- Venue: Chengdu Sport University Sancha Lake Campus Natatorium, Chengdu, China
- Date: 8 August
- Competitors: 8 from 4 nations

Medalists
- 1st place, gold medalist(s):  / Lucrezia Fabretti / Italy
- 2nd place, silver medalist(s):  / Alica Gebhardt / Germany
- 3rd place, bronze medalist(s):  / Camille Julien / France

= Lifesaving at the 2025 World Games – Women's 200 metres super lifesaver =

The women's 200 metres super lifesaver competition at the 2025 World Games took place on 8 August at the Chengdu Sport University Sancha Lake Campus Natatorium in Chengdu, China.

==Background==
===Competition format===
A total of eight athletes from four nations qualified based on a qualifying time.

**Data extract:**
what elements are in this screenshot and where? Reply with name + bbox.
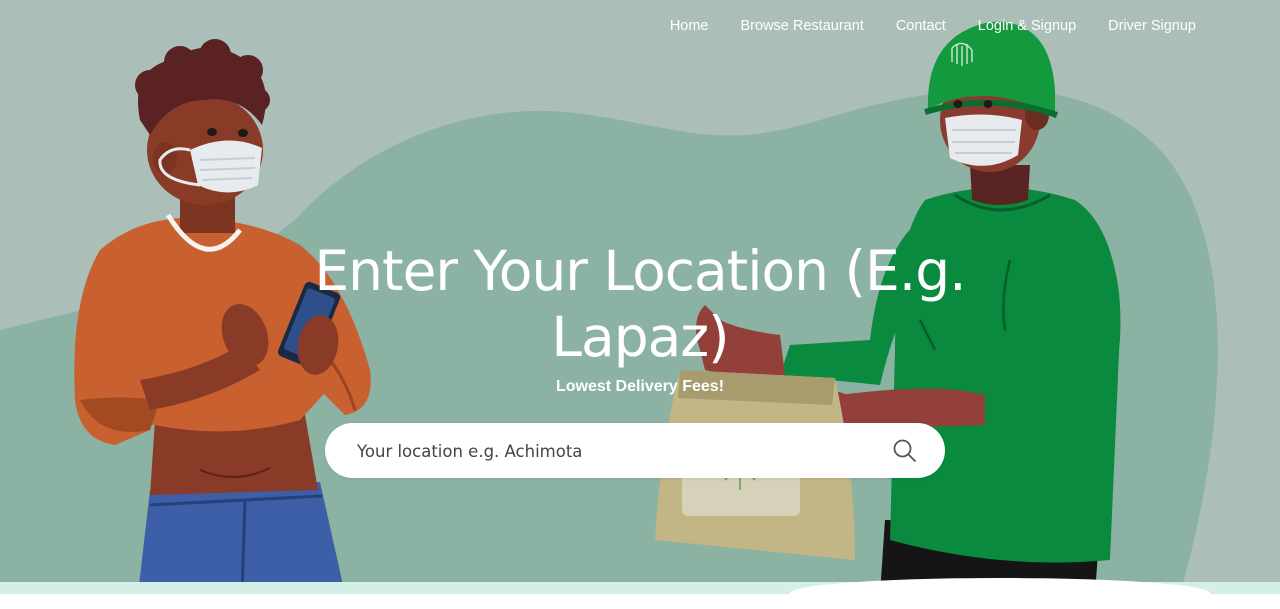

**What you should do:** Summarize the text above on the women's 200 metres super lifesaver at the 2025 World Games in two sentences.

**Full answer:** The women's 200 metres super lifesaver at the 2025 World Games took place on 8 August at the Chengdu Sport University Sancha Lake Campus Natatorium in Chengdu, China, with eight athletes from four nations who had qualified based on a qualifying time. Lucrezia Fabretti of Italy won gold, Alica Gebhardt of Germany took silver, and Camille Julien of France earned bronze.